Count how many lines hold the string "scroll". Give that number alone.

___ The input ___

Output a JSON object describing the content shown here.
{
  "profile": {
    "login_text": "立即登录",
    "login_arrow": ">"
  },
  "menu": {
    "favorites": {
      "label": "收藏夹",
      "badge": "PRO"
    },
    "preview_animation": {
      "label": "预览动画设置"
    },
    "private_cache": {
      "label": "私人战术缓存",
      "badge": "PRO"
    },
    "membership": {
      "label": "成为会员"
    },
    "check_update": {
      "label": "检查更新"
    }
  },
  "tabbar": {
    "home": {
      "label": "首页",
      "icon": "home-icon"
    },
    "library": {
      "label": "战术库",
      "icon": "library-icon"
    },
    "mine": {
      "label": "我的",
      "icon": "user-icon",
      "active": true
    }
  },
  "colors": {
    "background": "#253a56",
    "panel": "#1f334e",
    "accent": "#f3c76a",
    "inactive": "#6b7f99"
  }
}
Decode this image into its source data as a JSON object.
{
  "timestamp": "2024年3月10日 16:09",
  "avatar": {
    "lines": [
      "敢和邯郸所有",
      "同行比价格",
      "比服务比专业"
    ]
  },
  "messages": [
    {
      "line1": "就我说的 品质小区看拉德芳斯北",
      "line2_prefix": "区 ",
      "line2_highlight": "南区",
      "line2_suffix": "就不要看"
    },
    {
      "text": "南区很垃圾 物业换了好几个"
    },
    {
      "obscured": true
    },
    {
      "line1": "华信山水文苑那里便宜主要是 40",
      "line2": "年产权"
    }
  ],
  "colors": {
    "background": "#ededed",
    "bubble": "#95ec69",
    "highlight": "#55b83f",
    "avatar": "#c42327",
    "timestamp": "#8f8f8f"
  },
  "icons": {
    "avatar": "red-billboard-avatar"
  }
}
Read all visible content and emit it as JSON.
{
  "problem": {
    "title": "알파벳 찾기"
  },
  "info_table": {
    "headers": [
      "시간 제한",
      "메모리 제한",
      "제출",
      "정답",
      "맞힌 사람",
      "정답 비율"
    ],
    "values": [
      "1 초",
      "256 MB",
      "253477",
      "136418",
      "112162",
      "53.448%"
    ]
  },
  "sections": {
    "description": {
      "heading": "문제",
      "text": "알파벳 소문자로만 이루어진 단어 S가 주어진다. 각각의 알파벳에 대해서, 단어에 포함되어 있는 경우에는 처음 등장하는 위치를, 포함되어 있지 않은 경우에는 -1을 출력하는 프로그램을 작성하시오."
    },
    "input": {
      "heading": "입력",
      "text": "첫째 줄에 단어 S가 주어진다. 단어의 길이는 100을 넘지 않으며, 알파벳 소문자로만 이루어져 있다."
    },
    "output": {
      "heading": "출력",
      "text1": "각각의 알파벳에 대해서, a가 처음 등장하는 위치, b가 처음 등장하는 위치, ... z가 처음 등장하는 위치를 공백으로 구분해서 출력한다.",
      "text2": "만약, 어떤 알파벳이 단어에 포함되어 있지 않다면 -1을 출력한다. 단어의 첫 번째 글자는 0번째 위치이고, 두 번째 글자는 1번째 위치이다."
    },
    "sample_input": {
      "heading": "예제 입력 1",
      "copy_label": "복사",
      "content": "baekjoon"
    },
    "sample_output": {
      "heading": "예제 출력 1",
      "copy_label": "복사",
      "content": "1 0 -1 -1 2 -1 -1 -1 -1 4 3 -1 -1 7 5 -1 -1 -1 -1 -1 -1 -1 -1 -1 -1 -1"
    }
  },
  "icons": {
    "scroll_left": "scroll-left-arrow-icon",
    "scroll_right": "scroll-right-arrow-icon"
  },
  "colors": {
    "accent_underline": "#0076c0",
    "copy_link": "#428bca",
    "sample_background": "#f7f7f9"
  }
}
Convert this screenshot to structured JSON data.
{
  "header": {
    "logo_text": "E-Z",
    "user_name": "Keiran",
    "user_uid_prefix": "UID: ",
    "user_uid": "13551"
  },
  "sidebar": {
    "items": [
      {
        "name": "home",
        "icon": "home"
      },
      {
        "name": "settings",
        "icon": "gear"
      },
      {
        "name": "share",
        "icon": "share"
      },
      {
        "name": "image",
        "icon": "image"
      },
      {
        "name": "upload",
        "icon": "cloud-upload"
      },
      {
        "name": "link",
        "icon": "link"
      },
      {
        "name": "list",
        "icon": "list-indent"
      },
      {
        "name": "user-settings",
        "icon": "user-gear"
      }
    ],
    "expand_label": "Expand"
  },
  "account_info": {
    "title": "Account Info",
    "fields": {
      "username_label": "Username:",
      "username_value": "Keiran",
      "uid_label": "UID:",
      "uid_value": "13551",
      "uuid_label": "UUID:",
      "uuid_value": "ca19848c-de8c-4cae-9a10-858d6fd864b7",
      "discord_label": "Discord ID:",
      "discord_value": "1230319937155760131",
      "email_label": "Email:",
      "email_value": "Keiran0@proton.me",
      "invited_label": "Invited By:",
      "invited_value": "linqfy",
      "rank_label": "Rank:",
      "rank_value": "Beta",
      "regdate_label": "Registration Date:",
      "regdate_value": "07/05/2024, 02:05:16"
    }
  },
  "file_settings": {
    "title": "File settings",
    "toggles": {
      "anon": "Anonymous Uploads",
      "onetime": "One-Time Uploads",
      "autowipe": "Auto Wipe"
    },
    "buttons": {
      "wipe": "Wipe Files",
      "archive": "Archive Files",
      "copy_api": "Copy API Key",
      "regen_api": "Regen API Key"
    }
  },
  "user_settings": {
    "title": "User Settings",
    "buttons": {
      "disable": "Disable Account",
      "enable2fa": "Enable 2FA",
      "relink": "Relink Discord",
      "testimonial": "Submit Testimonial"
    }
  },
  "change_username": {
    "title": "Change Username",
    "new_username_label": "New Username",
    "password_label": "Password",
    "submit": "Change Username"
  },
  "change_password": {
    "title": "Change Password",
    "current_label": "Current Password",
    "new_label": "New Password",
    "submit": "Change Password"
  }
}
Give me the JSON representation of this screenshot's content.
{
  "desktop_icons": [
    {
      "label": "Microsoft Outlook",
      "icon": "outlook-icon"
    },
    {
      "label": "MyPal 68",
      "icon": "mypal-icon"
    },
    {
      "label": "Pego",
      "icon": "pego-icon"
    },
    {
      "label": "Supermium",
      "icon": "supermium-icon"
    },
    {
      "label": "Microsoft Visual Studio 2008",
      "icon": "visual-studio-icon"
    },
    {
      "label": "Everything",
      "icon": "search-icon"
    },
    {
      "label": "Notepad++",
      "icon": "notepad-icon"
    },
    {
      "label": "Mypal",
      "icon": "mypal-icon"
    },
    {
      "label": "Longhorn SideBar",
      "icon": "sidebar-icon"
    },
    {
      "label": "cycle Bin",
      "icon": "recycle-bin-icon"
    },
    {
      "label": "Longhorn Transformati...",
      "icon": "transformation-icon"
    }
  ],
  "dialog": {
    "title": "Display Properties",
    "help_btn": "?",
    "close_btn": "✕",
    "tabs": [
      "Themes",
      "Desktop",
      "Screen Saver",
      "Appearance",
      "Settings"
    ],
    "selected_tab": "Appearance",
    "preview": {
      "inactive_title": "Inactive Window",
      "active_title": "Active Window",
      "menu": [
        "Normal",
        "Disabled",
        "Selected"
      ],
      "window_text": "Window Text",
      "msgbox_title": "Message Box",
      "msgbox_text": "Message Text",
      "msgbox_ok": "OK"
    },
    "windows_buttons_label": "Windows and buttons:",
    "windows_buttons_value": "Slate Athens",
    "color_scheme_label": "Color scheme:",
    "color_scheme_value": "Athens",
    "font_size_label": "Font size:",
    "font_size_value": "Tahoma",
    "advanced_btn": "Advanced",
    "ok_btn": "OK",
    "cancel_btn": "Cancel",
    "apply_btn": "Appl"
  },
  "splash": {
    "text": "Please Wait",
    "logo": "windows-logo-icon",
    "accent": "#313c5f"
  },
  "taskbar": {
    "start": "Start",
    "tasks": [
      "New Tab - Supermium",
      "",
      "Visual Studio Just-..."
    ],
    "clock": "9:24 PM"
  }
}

___

▸ Correct response: 2